Short problem:
Find the lines that contain the word "대상으로" and copy each one.
•••••
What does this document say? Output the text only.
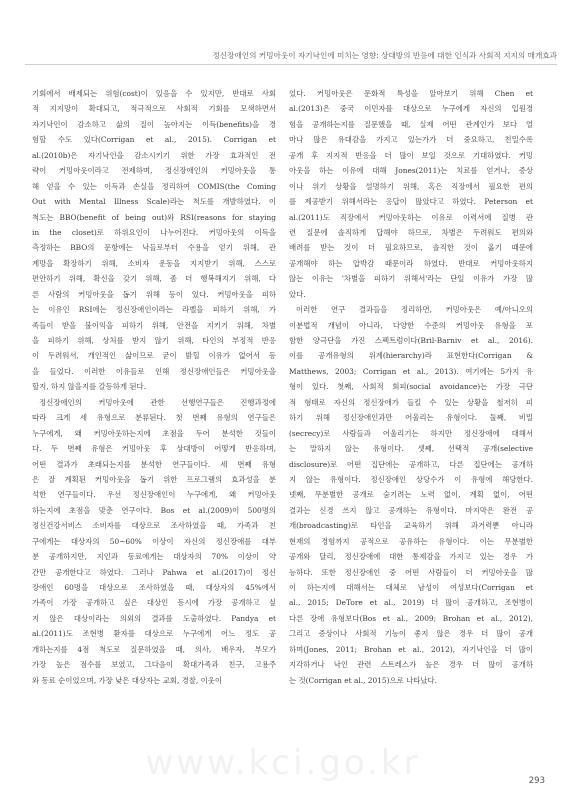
정신장애인의 커밍아웃이 자기낙인에 미치는 영향: 상대방의 반응에 대한 인식과 사회적 지지의 매개효과
기회에서 배제되는 위험(cost)이 있음을 수 있지만, 반대로 사회
적 지지망이 확대되고, 적극적으로 사회적 기회를 모색하면서
자기낙인이 감소하고 삶의 질이 높아지는 이득(benefits)을 경
험할 수도 있다(Corrigan et al., 2015). Corrigan et
al.(2010b)은 자기낙인을 감소시키기 위한 가장 효과적인 전
략이 커밍아웃이라고 전제하며, 정신장애인의 커밍아웃을 통
해 얻을 수 있는 이득과 손실을 정리하여 COMIS(the Coming
Out with Mental Illness Scale)라는 척도를 개발하였다. 이
척도는 BBO(benefit of being out)와 RSI(reasons for staying
in the closet)로 하위요인이 나누어진다. 커밍아웃의 이득을
측정하는 BBO의 문항에는 낙들로부터 수용을 얻기 위해, 관
계망을 확장하기 위해, 소비자 운동을 지지받기 위해, 스스로
편안하기 위해, 확신을 갖기 위해, 좀 더 행복해지기 위해, 다
른 사람의 커밍아웃을 돕기 위해 등이 있다. 커밍아웃을 피하
는 이유인 RSI에는 정신장애인이라는 라벨을 피하기 위해, 가
족들이 받을 불이익을 피하기 위해, 안전을 지키기 위해, 차별
을 피하기 위해, 상처를 받지 않기 위해, 타인의 부정적 반응
이 두려워서, 개인적인 삶이므로 굳이 밝힐 이유가 없어서 등
을 들었다. 이러한 이유들로 인해 정신장애인들은 커밍아웃을
할지, 하지 않을지를 갈등하게 된다.
정신장애인의 커밍아웃에 관한 선행연구들은 진행과정에
따라 크게 세 유형으로 분류된다. 첫 번째 유형의 연구들은
누구에게, 왜 커밍아웃하는지에 초점을 두어 분석한 것들이
다. 두 번째 유형은 커밍아웃 후 상대방이 어떻게 반응하며,
어떤 결과가 초래되는지를 분석한 연구들이다. 세 번째 유형
은 잘 계획된 커밍아웃을 돕기 위한 프로그램의 효과성을 분
석한 연구들이다. 우선 정신장애인이 누구에게, 왜 커밍아웃
하는지에 초점을 맞춘 연구이다. Bos et al.(2009)이 500명의
정신건강서비스 소비자를 대상으로 조사하였을 때, 가족과 친
구에게는 대상자의 50~60% 이상이 자신의 정신장애를 대부
분 공개하지만, 지인과 동료에게는 대상자의 70% 이상이 약
간만 공개한다고 하였다. 그러나 Pahwa et al.(2017)이 정신
장애인 60명을 대상으로 조사하였을 때, 대상자의 45%에서
가족이 가장 공개하고 싶은 대상인 동시에 가장 공개하고 싶
지 않은 대상이라는 의외의 결과를 도출하였다. Pandya et
al.(2011)도 조현병 환자를 대상으로 누구에게 어느 정도 공
개하는지를 4점 척도로 질문하였을 때, 의사, 배우자, 부모가
가장 높은 점수를 보였고, 그다음이 확대가족과 친구, 고용주
와 동료 순이었으며, 가장 낮은 대상자는 교회, 경찰, 이웃이
었다. 커밍아웃은 문화적 특성을 알아보기 위해 Chen et
al.(2013)은 중국 이민자를 대상으로 누구에게 자신의 입원경
험을 공개하는지를 질문했을 때, 실제 어떤 관계인가 보다 얼
마나 많은 유대감을 가지고 있는가가 더 중요하고, 친밀수록
공개 후 지지적 반응을 더 많이 보일 것으로 기대하였다. 커밍
아웃을 하는 이유에 대해 Jones(2011)는 치료를 얻거나, 증상
이나 위기 상황을 설명하기 위해, 혹은 직장에서 필요한 편의
를 제공받기 위해서라는 응답이 많았다고 하였다. Peterson et
al.(2011)도 직장에서 커밍아웃하는 이유로 이력서에 질병 관
련 질문에 솔직하게 답해야 하므로, 차별은 두려워도 편의와
배려를 받는 것이 더 필요하므로, 솔직한 것이 옳기 때문에
공개해야 하는 압박감 때문이라 하였다. 반대로 커밍아웃하지
않는 이유는 '차별을 피하기 위해서'라는 단일 이유가 가장 많
았다.
이러한 연구 결과들을 정리하면, 커밍아웃은 예/아니오의
이분법적 개념이 아니라, 다양한 수준의 커밍아웃 유형을 포
함한 양극단을 가진 스펙트럼이다(Bril-Barniv et al., 2016).
이를 공개유형의 위계(hierarchy)라 표현한다(Corrigan &
Matthews, 2003; Corrigan et al., 2013). 여기에는 5가지 유
형이 있다. 첫째, 사회적 회피(social avoidance)는 가장 극단
적 형태로 자신의 정신장애가 들킬 수 있는 상황을 철저히 피
하기 위해 정신장애인과만 어울리는 유형이다. 둘째, 비밀
(secrecy)로 사람들과 어울리기는 하지만 정신장애에 대해서
는 말하지 않는 유형이다. 셋째, 선택적 공개(selective
disclosure)로 어떤 집단에는 공개하고, 다른 집단에는 공개하
지 않는 유형이다. 정신장애인 상당수가 이 유형에 해당한다.
넷째, 무분별한 공개로 숨기려는 노력 없이, 계획 없이, 어떤
결과는 신경 쓰지 않고 공개하는 유형이다. 마지막은 완전 공
개(broadcasting)로 타인을 교육하기 위해 과거력뿐 아니라
현재의 경험까지 공적으로 공유하는 유형이다. 이는 무분별한
공개와 달리, 정신장애에 대한 통제감을 가지고 있는 경우 가
능하다. 또한 정신장애인 중 어떤 사람들이 더 커밍아웃을 많
이 하는지에 대해서는 대체로 남성이 여성보다(Corrigan et
al., 2015; DeTore et al., 2019) 더 많이 공개하고, 조현병이
다른 장애 유형보다(Bos et al., 2009; Brohan et al., 2012),
그리고 증상이나 사회적 기능이 좋지 않은 경우 더 많이 공개
하며(Jones, 2011; Brohan et al., 2012), 자기낙인을 더 많이
지각하거나 낙인 관련 스트레스가 높은 경우 더 많이 공개하
는 것(Corrigan et al., 2015)으로 나타났다.
www.kci.go.kr	293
•••••
The result:
정신건강서비스 소비자를 대상으로 조사하였을 때, 가족과 친
장애인 60명을 대상으로 조사하였을 때, 대상자의 45%에서
al.(2011)도 조현병 환자를 대상으로 누구에게 어느 정도 공
al.(2013)은 중국 이민자를 대상으로 누구에게 자신의 입원경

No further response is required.